→ DATA IN THIS EXERCISE
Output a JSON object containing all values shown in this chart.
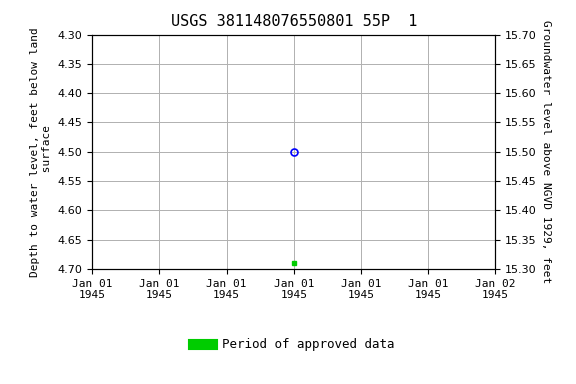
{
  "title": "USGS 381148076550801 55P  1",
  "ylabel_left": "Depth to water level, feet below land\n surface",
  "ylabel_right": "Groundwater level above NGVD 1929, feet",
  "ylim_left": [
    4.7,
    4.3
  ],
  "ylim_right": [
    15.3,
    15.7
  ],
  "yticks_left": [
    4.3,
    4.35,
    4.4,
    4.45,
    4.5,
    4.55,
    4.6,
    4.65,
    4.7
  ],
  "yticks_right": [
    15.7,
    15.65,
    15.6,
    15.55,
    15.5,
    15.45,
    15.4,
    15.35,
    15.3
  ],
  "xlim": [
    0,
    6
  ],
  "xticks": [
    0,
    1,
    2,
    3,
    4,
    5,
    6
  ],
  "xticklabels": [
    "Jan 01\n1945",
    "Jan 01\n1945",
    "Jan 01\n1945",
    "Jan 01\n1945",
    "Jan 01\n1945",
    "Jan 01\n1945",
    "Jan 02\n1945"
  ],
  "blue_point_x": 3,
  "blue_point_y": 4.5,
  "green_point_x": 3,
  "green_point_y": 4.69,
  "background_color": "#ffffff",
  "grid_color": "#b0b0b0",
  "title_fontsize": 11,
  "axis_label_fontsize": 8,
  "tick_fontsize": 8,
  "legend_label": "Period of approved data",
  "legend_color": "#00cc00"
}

→ SET TASK
Print the records word for word and exclude any picture they hold.

→ FULL SOLUTION
Output a JSON object containing all values shown in this chart.
{
  "title": "USGS 381148076550801 55P  1",
  "ylabel_left": "Depth to water level, feet below land\n surface",
  "ylabel_right": "Groundwater level above NGVD 1929, feet",
  "ylim_left": [
    4.7,
    4.3
  ],
  "ylim_right": [
    15.3,
    15.7
  ],
  "yticks_left": [
    4.3,
    4.35,
    4.4,
    4.45,
    4.5,
    4.55,
    4.6,
    4.65,
    4.7
  ],
  "yticks_right": [
    15.7,
    15.65,
    15.6,
    15.55,
    15.5,
    15.45,
    15.4,
    15.35,
    15.3
  ],
  "xlim": [
    0,
    6
  ],
  "xticks": [
    0,
    1,
    2,
    3,
    4,
    5,
    6
  ],
  "xticklabels": [
    "Jan 01\n1945",
    "Jan 01\n1945",
    "Jan 01\n1945",
    "Jan 01\n1945",
    "Jan 01\n1945",
    "Jan 01\n1945",
    "Jan 02\n1945"
  ],
  "blue_point_x": 3,
  "blue_point_y": 4.5,
  "green_point_x": 3,
  "green_point_y": 4.69,
  "background_color": "#ffffff",
  "grid_color": "#b0b0b0",
  "title_fontsize": 11,
  "axis_label_fontsize": 8,
  "tick_fontsize": 8,
  "legend_label": "Period of approved data",
  "legend_color": "#00cc00"
}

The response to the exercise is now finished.